Short exercise: Copy out word for word the lines from the one containing "- paragraph-1: والجبن" through the one containing "- scan-edge-bottom: [0, 1115, 760, 1185]", including both of those lines.

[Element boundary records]

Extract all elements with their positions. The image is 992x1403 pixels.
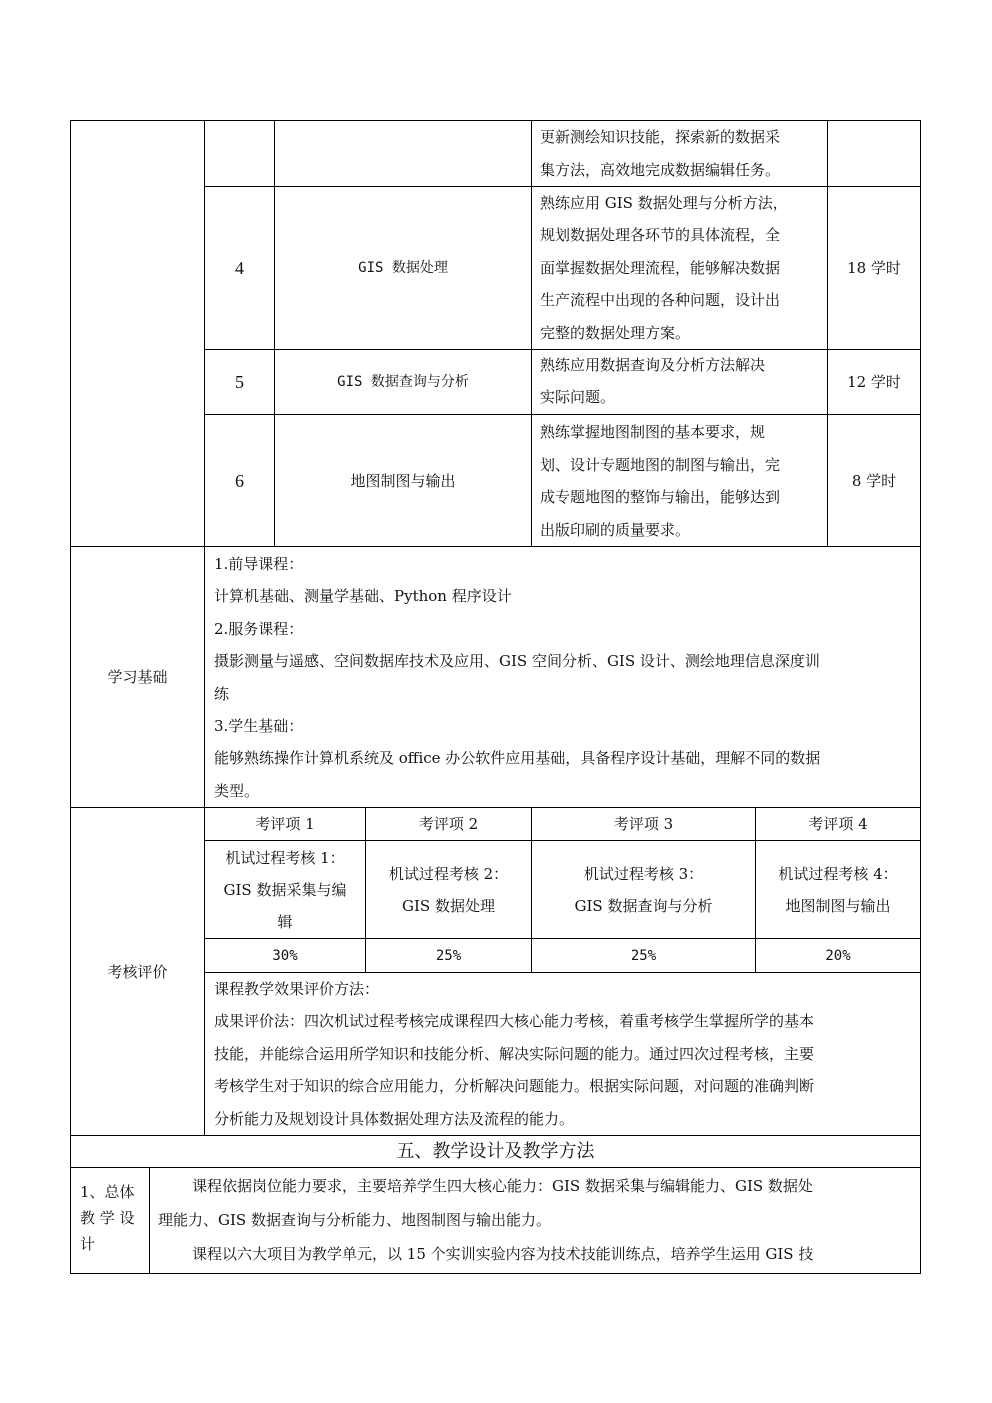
assessment-weight: 20% xyxy=(825,947,851,964)
assessment-method: 课程教学效果评价方法： 成果评价法：四次机试过程考核完成课程四大核心能力考核，着重考核学生掌握所学的基本 技能，并能综合运用所学知识和技能分析、解决实际问题的能力。通过四次过程考核，主要 考核学生对于知识的综合应用能力，分析解决问题能力。根据实际问题，对问题的准确判断 分析能力及规划设计具体数据处理方法及流程的能力。 xyxy=(214,980,815,1128)
assessment-label: 考核评价 xyxy=(107,962,168,981)
project-number: 4 xyxy=(235,258,244,278)
design-label: 1、总体 教 学 设 计 xyxy=(80,1183,135,1253)
section-title: 五、教学设计及教学方法 xyxy=(396,1140,595,1162)
project-name: GIS 数据处理 xyxy=(358,260,448,276)
assessment-header: 考评项 4 xyxy=(808,815,868,833)
assessment-header: 考评项 1 xyxy=(255,815,315,833)
project-number: 6 xyxy=(235,470,244,491)
assessment-weight: 30% xyxy=(272,947,298,964)
study-basis-content: 1.前导课程： 计算机基础、测量学基础、Python 程序设计 2.服务课程： 摄影测量与遥感、空间数据库技术及应用、GIS 空间分析、GIS 设计、测绘地理信息深度训 练 3.学生基础： 能够熟练操作计算机系统及 office 办公软件应用基础，具备程序设计基础，理解不同的数据 类型。 xyxy=(214,555,821,800)
project-hours: 8 学时 xyxy=(851,471,897,490)
assessment-header: 考评项 2 xyxy=(418,815,479,833)
assessment-content: 机试过程考核 1： GIS 数据采集与编 辑 xyxy=(223,848,347,931)
project-desc-cell: 熟练掌握地图制图的基本要求，规 划、设计专题地图的制图与输出，完 成专题地图的整饰与输出，能够达到 出版印刷的质量要求。 xyxy=(540,423,781,539)
project-desc-cell: 更新测绘知识技能，探索新的数据采 集方法，高效地完成数据编辑任务。 xyxy=(540,128,781,179)
project-name: GIS 数据查询与分析 xyxy=(337,374,469,390)
project-hours: 12 学时 xyxy=(847,373,901,391)
project-name: 地图制图与输出 xyxy=(350,471,456,490)
assessment-weight: 25% xyxy=(435,947,462,964)
assessment-weight: 25% xyxy=(630,947,657,964)
project-number: 5 xyxy=(235,372,244,392)
project-hours: 18 学时 xyxy=(847,259,901,277)
assessment-content: 机试过程考核 2： GIS 数据处理 xyxy=(388,864,509,915)
project-desc-cell: 熟练应用数据查询及分析方法解决 实际问题。 xyxy=(540,356,766,406)
project-desc-cell: 熟练应用 GIS 数据处理与分析方法， 规划数据处理各环节的具体流程，全 面掌握数据处理流程，能够解决数据 生产流程中出现的各种问题，设计出 完整的数据处理方案。 xyxy=(540,194,788,342)
assessment-header: 考评项 3 xyxy=(613,815,674,833)
study-basis-label: 学习基础 xyxy=(107,668,168,686)
design-content: 课程依据岗位能力要求，主要培养学生四大核心能力：GIS 数据采集与编辑能力、GIS 数据处 理能力、GIS 数据查询与分析能力、地图制图与输出能力。 课程以六大项目为教学单元，以 15 个实训实验内容为技术技能训练点，培养学生运用 GIS 技 xyxy=(158,1177,814,1263)
assessment-content: 机试过程考核 3： GIS 数据查询与分析 xyxy=(574,864,713,915)
assessment-content: 机试过程考核 4： 地图制图与输出 xyxy=(778,864,898,915)
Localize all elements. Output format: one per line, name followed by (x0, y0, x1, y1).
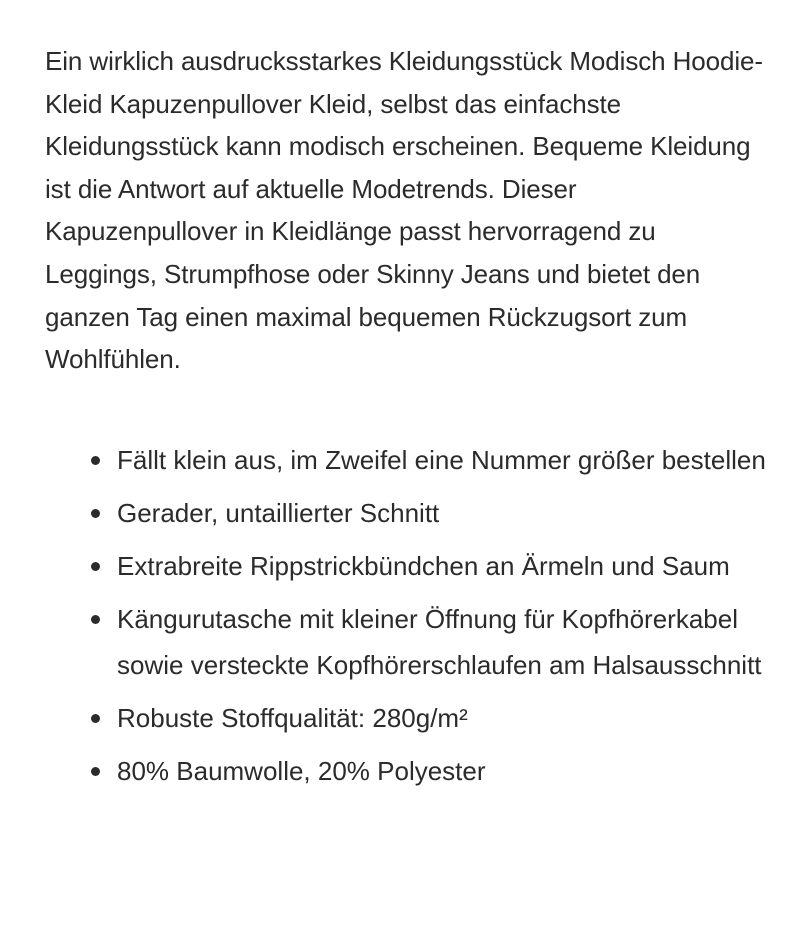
bullet-icon (91, 562, 100, 571)
feature-list (45, 437, 770, 794)
feature-text: 80% Baumwolle, 20% Polyester (117, 755, 486, 786)
feature-list-item (45, 748, 770, 794)
feature-text: Gerader, untaillierter Schnitt (117, 497, 440, 528)
feature-list-item (45, 695, 770, 741)
feature-text: Fällt klein aus, im Zweifel eine Nummer größer bestellen (117, 444, 766, 475)
feature-list-item (45, 543, 770, 589)
feature-list-item (45, 437, 770, 483)
bullet-icon (91, 767, 100, 776)
bullet-icon (91, 714, 100, 723)
bullet-icon (91, 456, 100, 465)
feature-list-item (45, 596, 770, 688)
bullet-icon (91, 509, 100, 518)
product-description-text: Ein wirklich ausdrucksstarkes Kleidungsstück Modisch Hoodie-Kleid Kapuzenpullover Kleid, selbst das einfachste Kleidungsstück kann modisch erscheinen. Bequeme Kleidung ist die Antwort auf aktuelle Modetrends. Dieser Kapuzenpullover in Kleidlänge passt hervorragend zu Leggings, Strumpfhose oder Skinny Jeans und bietet den ganzen Tag einen maximal bequemen Rückzugsort zum Wohlfühlen. (45, 46, 763, 375)
feature-list-item (45, 490, 770, 536)
bullet-icon (91, 615, 100, 624)
feature-text: Extrabreite Rippstrickbündchen an Ärmeln und Saum (117, 550, 730, 581)
feature-text: Kängurutasche mit kleiner Öffnung für Kopfhörerkabel sowie versteckte Kopfhörerschlaufen am Halsausschnitt (117, 603, 762, 680)
feature-text: Robuste Stoffqualität: 280g/m² (117, 702, 468, 733)
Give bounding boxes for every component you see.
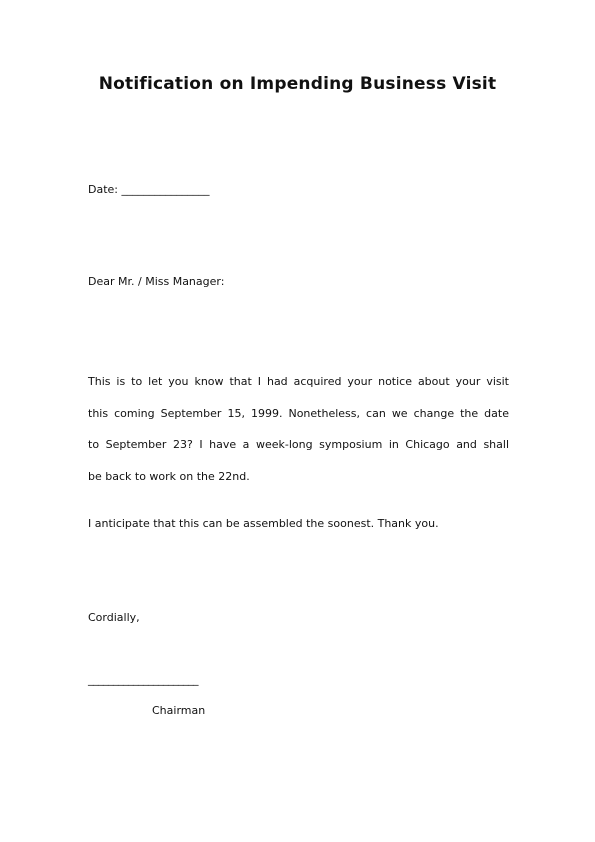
salutation: Dear Mr. / Miss Manager: (88, 275, 225, 288)
body-line: This is to let you know that I had acquired your notice about your visit (88, 375, 509, 388)
signoff: Cordially, (88, 611, 140, 624)
signer-title: Chairman (152, 704, 206, 717)
date-blank: ________________ (121, 183, 210, 196)
body-line: this coming September 15, 1999. Nonetheless, can we change the date (88, 406, 509, 420)
body-paragraph (88, 366, 509, 492)
body-line: to September 23? I have a week-long symposium in Chicago and shall (88, 438, 509, 451)
date-line (88, 183, 210, 196)
closing-paragraph: I anticipate that this can be assembled the soonest. Thank you. (88, 517, 439, 530)
date-label: Date: (88, 183, 118, 196)
document-title: Notification on Impending Business Visit (98, 74, 497, 94)
body-line: be back to work on the 22nd. (88, 469, 250, 483)
signature-line: ______________________ (88, 673, 198, 686)
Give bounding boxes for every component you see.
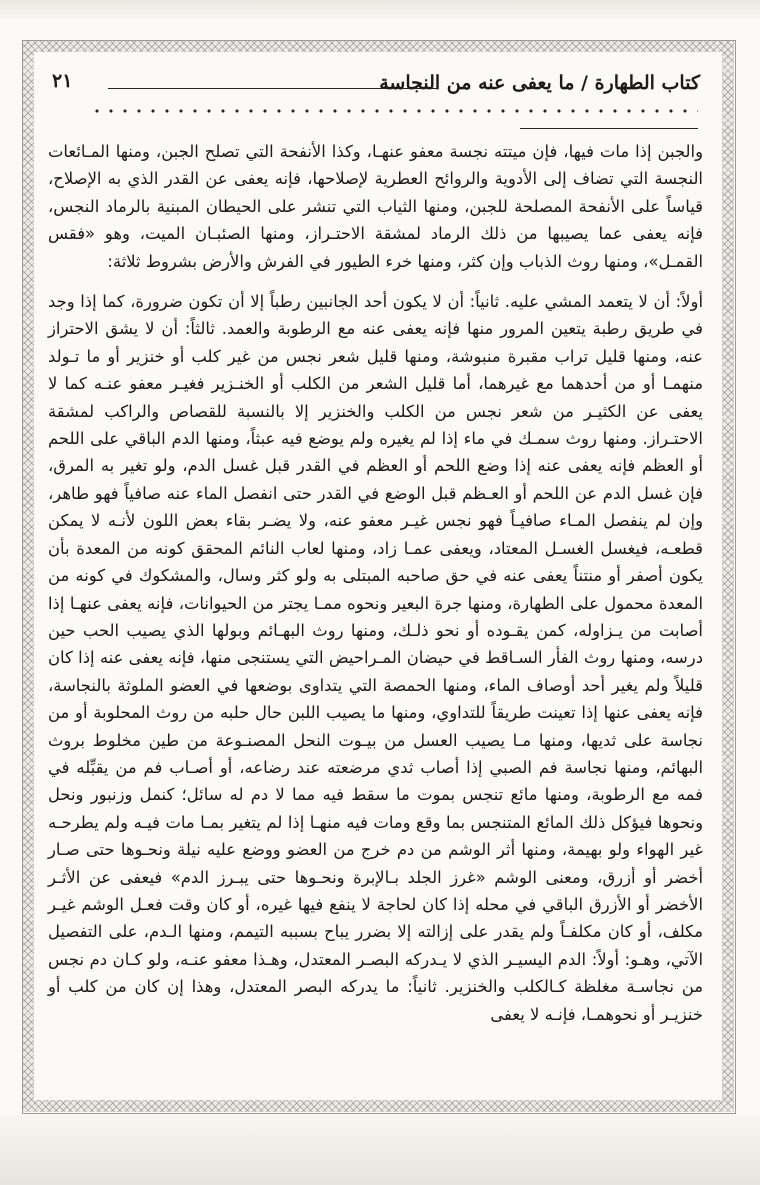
- paragraph-1: والجبن إذا مات فيها، فإن ميتته نجسة معفو عنهـا، وكذا الأنفحة التي تصلح الجبن، ومنها المـائعات النجسة التي تضاف إلى الأدوية والروائح العطرية لإصلاحها، فإنه يعفى عن القدر الذي به الإصلاح، قياساً على الأنفحة المصلحة للجبن، ومنها الثياب التي تنشر على الحيطان المبنية بالرماد النجس، فإنه يعفى عما يصيبها من ذلك الرماد لمشقة الاحتـراز، ومنها الصئبـان الميت، وهو «فقس القمـل»، ومنها روث الذباب وإن كثر، ومنها خرء الطيور في الفرش والأرض بشروط ثلاثة:: [48, 142, 703, 271]
- scan-edge-top: [0, 0, 760, 18]
- header-underline: [520, 128, 698, 129]
- page-header: [52, 66, 700, 100]
- running-title: كتاب الطهارة / ما يعفى عنه من النجاسة: [379, 72, 700, 94]
- page-number: ٢١: [52, 70, 73, 92]
- dotted-separator: [90, 108, 698, 114]
- header-rule: [108, 88, 438, 89]
- body-text: [48, 138, 703, 1028]
- scan-edge-bottom: [0, 1115, 760, 1185]
- paragraph-2: أولاً: أن لا يتعمد المشي عليه. ثانياً: أن لا يكون أحد الجانبين رطباً إلا أن تكون ضرورة، كما إذا وجد في طريق رطبة يتعين المرور منها فإنه يعفى عنه مع الرطوبة والعمد. ثالثاً: أن لا يشق الاحتراز عنه، ومنها قليل تراب مقبرة منبوشة، ومنها قليل شعر نجس من غير كلب أو خنزير أو ما تـولد منهمـا أو من أحدهما مع غيرهما، أما قليل الشعر من الكلب أو الخنـزير فغيـر معفو عنـه كما لا يعفى عن الكثيـر من شعر نجس من الكلب والخنزير إلا بالنسبة للقصاص والراكب لمشقة الاحتـراز. ومنها روث سمـك في ماء إذا لم يغيره ولم يوضع فيه عبثاً، ومنها الدم الباقي على اللحم أو العظم فإنه يعفى عنه إذا وضع اللحم أو العظم في القدر قبل غسل الدم، ولو تغير به المرق، فإن غسل الدم عن اللحم أو العـظم قبل الوضع في القدر حتى انفصل الماء عنه صافياً فهو طاهر، وإن لم ينفصل المـاء صافيـاً فهو نجس غيـر معفو عنه، ولا يضـر بقاء بعض اللون لأنـه لا يمكن قطعـه، فيغسل الغسـل المعتاد، ويعفى عمـا زاد، ومنها لعاب النائم المحقق كونه من المعدة بأن يكون أصفر أو منتناً يعفى عنه في حق صاحبه المبتلى به ولو كثر وسال، والمشكوك في كونه من المعدة محمول على الطهارة، ومنها جرة البعير ونحوه ممـا يجتر من الحيوانات، فإنه يعفى عنهـا إذا أصابت من يـزاوله، كمن يقـوده أو نحو ذلـك، ومنها روث البهـائم وبولها الذي يصيب الحب حين درسه، ومنها روث الفأر السـاقط في حيضان المـراحيض التي يستنجى منها، فإنه يعفى عنه إذا كان قليلاً ولم يغير أحد أوصاف الماء، ومنها الحمصة التي يتداوى بوضعها في العضو الملوثة بالنجاسة، فإنه يعفى عنها إذا تعينت طريقاً للتداوي، ومنها ما يصيب اللبن حال حلبه من روث المحلوبة أو من نجاسة على ثديها، ومنها مـا يصيب العسل من بيـوت النحل المصنـوعة من طين مخلوط بروث البهائم، ومنها نجاسة فم الصبي إذا أصاب ثدي مرضعته عند رضاعه، أو أصـاب فم من يقبِّله في فمه مع الرطوبة، ومنها مائع تنجس بموت ما سقط فيه مما لا دم له سائل؛ كنمل وزنبور ونحل ونحوها فيؤكل ذلك المائع المتنجس بما وقع ومات فيه منهـا إذا لم يتغير بمـا مات فيـه ولم يطرحـه غير الهواء ولو بهيمة، ومنها أثر الوشم من دم خرج من العضو ووضع عليه نيلة ونحـوها حتى صـار أخضر أو أزرق، ومعنى الوشم «غرز الجلد بـالإبرة ونحـوها حتى يبـرز الدم» فيعفى عن الأثـر الأخضر أو الأزرق الباقي في محله إذا كان لحاجة لا ينفع فيها غيره، أو كان وقت فعـل الوشم غيـر مكلف، أو كان مكلفـاً ولم يقدر على إزالته إلا بضرر يباح بسببه التيمم، ومنها الـدم، على التفصيل الآتي، وهـو: أولاً: الدم اليسيـر الذي لا يـدركه البصـر المعتدل، وهـذا معفو عنـه، ولو كـان دم نجس من نجاسـة مغلظة كـالكلب والخنزير. ثانياً: ما يدركه البصر المعتدل، وهذا إن كان من كلب أو خنزيـر أو نحوهمـا، فإنـه لا يعفى: [48, 292, 703, 1024]
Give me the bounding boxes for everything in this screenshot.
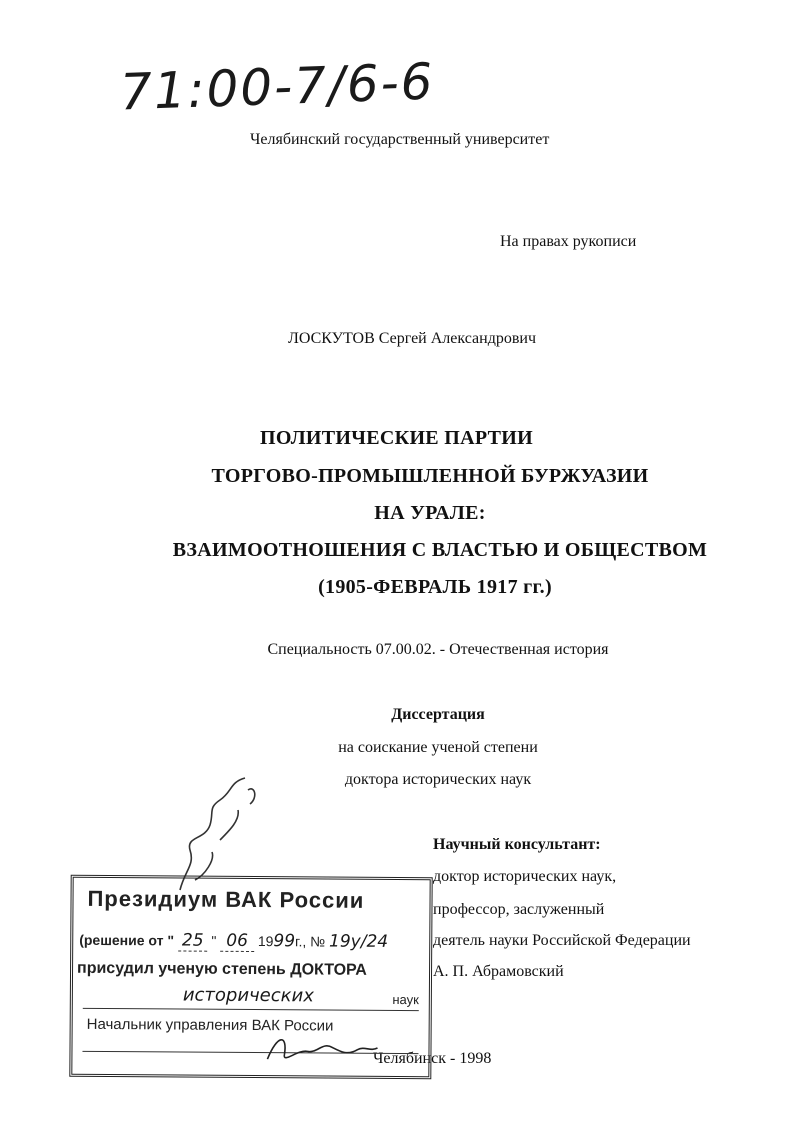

Worked solution:
- paragraph-1: والجبن إذا مات فيها، فإن ميتته نجسة معفو عنهـا، وكذا الأنفحة التي تصلح الجبن، ومنها المـائعات النجسة التي تضاف إلى الأدوية والروائح العطرية لإصلاحها، فإنه يعفى عن القدر الذي به الإصلاح، قياساً على الأنفحة المصلحة للجبن، ومنها الثياب التي تنشر على الحيطان المبنية بالرماد النجس، فإنه يعفى عما يصيبها من ذلك الرماد لمشقة الاحتـراز، ومنها الصئبـان الميت، وهو «فقس القمـل»، ومنها روث الذباب وإن كثر، ومنها خرء الطيور في الفرش والأرض بشروط ثلاثة:: [48, 142, 703, 271]
- scan-edge-top: [0, 0, 760, 18]
- header-underline: [520, 128, 698, 129]
- page-header: [52, 66, 700, 100]
- running-title: كتاب الطهارة / ما يعفى عنه من النجاسة: [379, 72, 700, 94]
- page-number: ٢١: [52, 70, 73, 92]
- dotted-separator: [90, 108, 698, 114]
- header-rule: [108, 88, 438, 89]
- body-text: [48, 138, 703, 1028]
- scan-edge-bottom: [0, 1115, 760, 1185]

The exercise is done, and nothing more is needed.